##### SOURCE RECORDS
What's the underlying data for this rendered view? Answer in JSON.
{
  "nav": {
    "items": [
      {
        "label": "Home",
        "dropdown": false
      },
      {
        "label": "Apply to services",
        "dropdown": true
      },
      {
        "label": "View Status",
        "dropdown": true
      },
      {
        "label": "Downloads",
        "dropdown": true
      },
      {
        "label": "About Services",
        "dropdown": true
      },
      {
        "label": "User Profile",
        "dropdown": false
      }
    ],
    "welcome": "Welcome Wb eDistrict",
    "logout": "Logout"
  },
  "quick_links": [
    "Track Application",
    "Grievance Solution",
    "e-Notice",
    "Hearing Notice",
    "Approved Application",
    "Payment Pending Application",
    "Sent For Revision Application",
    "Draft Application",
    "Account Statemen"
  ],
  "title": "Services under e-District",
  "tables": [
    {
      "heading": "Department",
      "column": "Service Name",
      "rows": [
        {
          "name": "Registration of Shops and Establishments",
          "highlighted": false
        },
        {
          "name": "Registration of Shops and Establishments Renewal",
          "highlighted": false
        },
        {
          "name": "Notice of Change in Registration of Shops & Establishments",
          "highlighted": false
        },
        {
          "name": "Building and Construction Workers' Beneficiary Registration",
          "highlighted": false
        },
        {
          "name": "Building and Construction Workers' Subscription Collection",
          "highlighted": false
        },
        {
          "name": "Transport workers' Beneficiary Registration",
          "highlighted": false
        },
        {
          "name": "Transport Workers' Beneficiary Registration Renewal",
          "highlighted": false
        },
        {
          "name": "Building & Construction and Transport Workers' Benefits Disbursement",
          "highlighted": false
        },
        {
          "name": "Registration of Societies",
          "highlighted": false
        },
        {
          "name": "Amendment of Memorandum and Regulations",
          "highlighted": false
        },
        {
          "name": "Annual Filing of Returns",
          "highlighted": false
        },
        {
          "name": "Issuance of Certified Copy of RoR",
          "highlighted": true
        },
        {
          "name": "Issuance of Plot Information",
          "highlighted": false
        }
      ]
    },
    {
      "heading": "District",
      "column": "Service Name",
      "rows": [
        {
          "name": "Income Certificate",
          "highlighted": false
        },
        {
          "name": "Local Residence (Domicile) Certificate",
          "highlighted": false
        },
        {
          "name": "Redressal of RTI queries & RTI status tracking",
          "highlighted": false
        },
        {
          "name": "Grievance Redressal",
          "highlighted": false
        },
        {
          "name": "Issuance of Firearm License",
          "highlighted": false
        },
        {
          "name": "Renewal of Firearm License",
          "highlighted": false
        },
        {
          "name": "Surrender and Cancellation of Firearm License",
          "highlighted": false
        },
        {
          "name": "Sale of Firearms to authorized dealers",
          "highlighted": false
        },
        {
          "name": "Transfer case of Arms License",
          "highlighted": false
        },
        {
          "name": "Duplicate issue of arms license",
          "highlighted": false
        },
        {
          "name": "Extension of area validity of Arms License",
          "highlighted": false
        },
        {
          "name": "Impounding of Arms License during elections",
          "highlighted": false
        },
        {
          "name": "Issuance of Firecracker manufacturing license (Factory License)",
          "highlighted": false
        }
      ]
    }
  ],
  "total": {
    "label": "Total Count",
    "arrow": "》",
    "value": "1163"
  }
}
##########
§ STATED GOAL: Copy the data above exactly. Every line must be included.

§ WRITTEN SOLUTION:
What's the underlying data for this rendered view? Answer in JSON.
{
  "nav": {
    "items": [
      {
        "label": "Home",
        "dropdown": false
      },
      {
        "label": "Apply to services",
        "dropdown": true
      },
      {
        "label": "View Status",
        "dropdown": true
      },
      {
        "label": "Downloads",
        "dropdown": true
      },
      {
        "label": "About Services",
        "dropdown": true
      },
      {
        "label": "User Profile",
        "dropdown": false
      }
    ],
    "welcome": "Welcome Wb eDistrict",
    "logout": "Logout"
  },
  "quick_links": [
    "Track Application",
    "Grievance Solution",
    "e-Notice",
    "Hearing Notice",
    "Approved Application",
    "Payment Pending Application",
    "Sent For Revision Application",
    "Draft Application",
    "Account Statemen"
  ],
  "title": "Services under e-District",
  "tables": [
    {
      "heading": "Department",
      "column": "Service Name",
      "rows": [
        {
          "name": "Registration of Shops and Establishments",
          "highlighted": false
        },
        {
          "name": "Registration of Shops and Establishments Renewal",
          "highlighted": false
        },
        {
          "name": "Notice of Change in Registration of Shops & Establishments",
          "highlighted": false
        },
        {
          "name": "Building and Construction Workers' Beneficiary Registration",
          "highlighted": false
        },
        {
          "name": "Building and Construction Workers' Subscription Collection",
          "highlighted": false
        },
        {
          "name": "Transport workers' Beneficiary Registration",
          "highlighted": false
        },
        {
          "name": "Transport Workers' Beneficiary Registration Renewal",
          "highlighted": false
        },
        {
          "name": "Building & Construction and Transport Workers' Benefits Disbursement",
          "highlighted": false
        },
        {
          "name": "Registration of Societies",
          "highlighted": false
        },
        {
          "name": "Amendment of Memorandum and Regulations",
          "highlighted": false
        },
        {
          "name": "Annual Filing of Returns",
          "highlighted": false
        },
        {
          "name": "Issuance of Certified Copy of RoR",
          "highlighted": true
        },
        {
          "name": "Issuance of Plot Information",
          "highlighted": false
        }
      ]
    },
    {
      "heading": "District",
      "column": "Service Name",
      "rows": [
        {
          "name": "Income Certificate",
          "highlighted": false
        },
        {
          "name": "Local Residence (Domicile) Certificate",
          "highlighted": false
        },
        {
          "name": "Redressal of RTI queries & RTI status tracking",
          "highlighted": false
        },
        {
          "name": "Grievance Redressal",
          "highlighted": false
        },
        {
          "name": "Issuance of Firearm License",
          "highlighted": false
        },
        {
          "name": "Renewal of Firearm License",
          "highlighted": false
        },
        {
          "name": "Surrender and Cancellation of Firearm License",
          "highlighted": false
        },
        {
          "name": "Sale of Firearms to authorized dealers",
          "highlighted": false
        },
        {
          "name": "Transfer case of Arms License",
          "highlighted": false
        },
        {
          "name": "Duplicate issue of arms license",
          "highlighted": false
        },
        {
          "name": "Extension of area validity of Arms License",
          "highlighted": false
        },
        {
          "name": "Impounding of Arms License during elections",
          "highlighted": false
        },
        {
          "name": "Issuance of Firecracker manufacturing license (Factory License)",
          "highlighted": false
        }
      ]
    }
  ],
  "total": {
    "label": "Total Count",
    "arrow": "》",
    "value": "1163"
  }
}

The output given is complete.